• _EXERCISE DIRECTIONS_
Decide whether each statement below agrees with the machine learning project text on Bixi, answering yes or no and quoting the words of the text that settle it. 1. Bixi first appeared in Montreal in 2009. 2. The project analyzes the BIXI data with TensorFlow. 3. The main objective is to predict the number of bikes on the road in Montréal for a given hour based on the weather forecast.

• _TEXT EXCERPT_
------------------------------------------------

Machine Learning Project

Nizar Belhassan

Abstract

There is a significant need for companies to analyze fast-growing data to answer certain demand and interests. This includes estimating situations, creating new business strategies, and decision making. In this project, we are going to analyze open data from BIXI using Scikit-learn. In the following paragraphs we discuss and interpret the results from three techniques learned in this course, mainly, Decision Trees, Random Forest, and K-means clustering.

Introduction

Bike-sharing systems are becoming increasingly popular in urban areas. Montreal’s bike sharing system, Bixi, first appeared in 2009. It was later exported to other cities in the world such as New York and Toronto. Bixi’s challenge today is to ensure the best service level for their users, which includes availability of bikes throughout the city. Vehicles have caused a polluted environment and many traffics. Therefore, many cities are encouraging their citizens to bike instead of driving. This will encourage a greener, healthier environment and limit the number of vehicles on the road due to the concerns over traffic congestion, pollution, and climate change.

In order to achieve maximum availability for clients, we needed to analyse the traffic in the city at any given time. Therefore, we used Bixi’s data to analyze the main objective which is to predict the number of bikes on the road in Montréal for a given hour on any day of the year based on the weather forecast such as rain/snow. Through the analysis, we discovered how factors such as temperature and precipitation influence the ridership volume and how ridership varies in and between neighborhoods.

------------------------------------------------

• _SUPPLIED DATA_

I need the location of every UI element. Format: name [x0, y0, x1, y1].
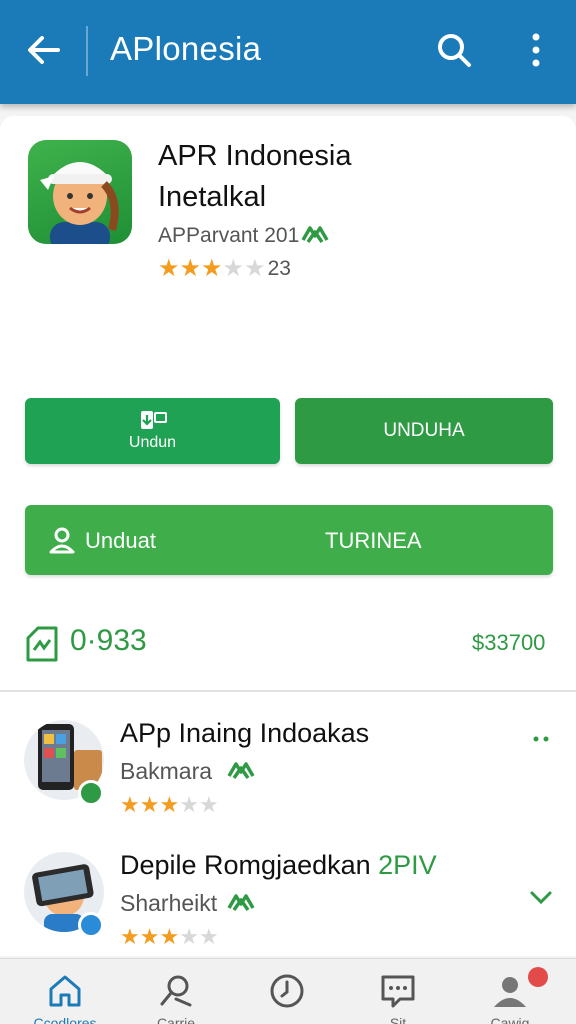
section-divider — [0, 690, 576, 692]
list-item-developer: Sharheikt — [120, 890, 218, 916]
list-item-rating: ★ ★ ★ ★ ★ — [120, 792, 219, 818]
rating-stars: ★★★★★ — [158, 256, 266, 282]
list-item-title: Depile Romgjaedkan 2PIV — [120, 850, 437, 880]
star-filled-icon: ★ — [158, 255, 180, 282]
list-item[interactable]: Depile Romgjaedkan 2PIV Sharheikt ★ ★ ★ ★ ★ — [0, 850, 576, 962]
price-stat: $33700 — [472, 630, 546, 655]
install-button[interactable]: Undun — [25, 398, 280, 464]
star-filled-icon: ★ — [201, 255, 223, 282]
star-empty-icon: ★ — [179, 792, 199, 817]
app-rating: ★★★★★ 23 — [158, 256, 291, 282]
installed-badge — [78, 912, 104, 938]
notification-badge — [528, 967, 548, 987]
nav-item-profile[interactable]: Cawig — [460, 959, 560, 1024]
chevron-down-icon[interactable] — [526, 882, 556, 912]
profile-icon — [494, 977, 526, 1007]
nav-label: Cawig — [490, 1015, 530, 1024]
more-horiz-icon[interactable] — [526, 724, 556, 754]
open-button-secondary-label: TURINEA — [325, 528, 422, 553]
home-icon — [49, 975, 81, 1007]
chat-icon — [381, 975, 415, 1008]
more-vert-icon[interactable] — [524, 30, 548, 70]
install-label: Undun — [128, 434, 177, 451]
bottom-navigation: Ccodlores Carrie Sit Cawig — [0, 958, 576, 1024]
verified-badge-icon — [227, 894, 255, 912]
download-phone-icon — [140, 411, 167, 429]
clock-icon — [270, 974, 304, 1008]
list-item[interactable]: APp Inaing Indoakas Bakmara ★ ★ ★ ★ ★ — [0, 718, 576, 830]
user-icon — [49, 527, 75, 554]
star-filled-icon: ★ — [179, 255, 202, 282]
appbar-divider — [86, 26, 88, 76]
star-filled-icon: ★ — [139, 792, 160, 817]
nav-label: Ccodlores — [33, 1015, 97, 1024]
app-icon — [28, 140, 132, 244]
download-stat: 0·933 — [70, 624, 147, 657]
open-button[interactable]: Unduat TURINEA — [25, 505, 553, 575]
verified-badge-icon — [227, 762, 255, 780]
star-empty-icon: ★ — [198, 792, 219, 817]
nav-item-history[interactable] — [237, 959, 337, 1024]
nav-label: Sit — [389, 1015, 407, 1024]
app-bar: APlonesia — [0, 0, 576, 104]
verified-badge-icon — [301, 226, 329, 244]
star-empty-icon: ★ — [179, 924, 199, 949]
open-button-label: Unduat — [85, 528, 156, 553]
page-title: APlonesia — [110, 30, 262, 67]
star-empty-icon: ★ — [244, 255, 266, 282]
star-filled-icon: ★ — [159, 924, 180, 949]
list-item-developer: Bakmara — [120, 758, 213, 784]
rating-count: 23 — [267, 257, 291, 280]
star-filled-icon: ★ — [159, 792, 180, 817]
download-button[interactable]: UNDUHA — [295, 398, 553, 464]
nav-item-messages[interactable]: Sit — [348, 959, 448, 1024]
star-filled-icon: ★ — [120, 924, 140, 949]
search-icon[interactable] — [434, 30, 474, 70]
arrow-left-icon[interactable] — [22, 28, 66, 72]
nav-item-home[interactable]: Ccodlores — [15, 959, 115, 1024]
list-item-title: APp Inaing Indoakas — [120, 718, 370, 748]
star-empty-icon: ★ — [198, 924, 219, 949]
developer-name[interactable]: APParvant 201 — [158, 224, 299, 248]
star-filled-icon: ★ — [120, 792, 140, 817]
star-empty-icon: ★ — [222, 255, 245, 282]
nav-label: Carrie — [156, 1015, 196, 1024]
installed-badge — [78, 780, 104, 806]
package-icon — [26, 626, 58, 662]
search-icon — [160, 975, 192, 1007]
app-status: Inetalkal — [158, 181, 267, 213]
nav-item-search[interactable]: Carrie — [126, 959, 226, 1024]
app-name: APR Indonesia — [158, 140, 352, 172]
list-item-rating: ★ ★ ★ ★ ★ — [120, 924, 219, 950]
star-filled-icon: ★ — [139, 924, 160, 949]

------------------------------------------------

• _THE SOLUTION_
1. Yes: "Montreal’s bike sharing system, Bixi, first appeared in 2009."
2. No: "we are going to analyze open data from BIXI using Scikit-learn."
3. Yes: "the main objective which is to predict the number of bikes on the road in Montréal for a given hour on any day of the year based on the weather forecast such as rain/snow."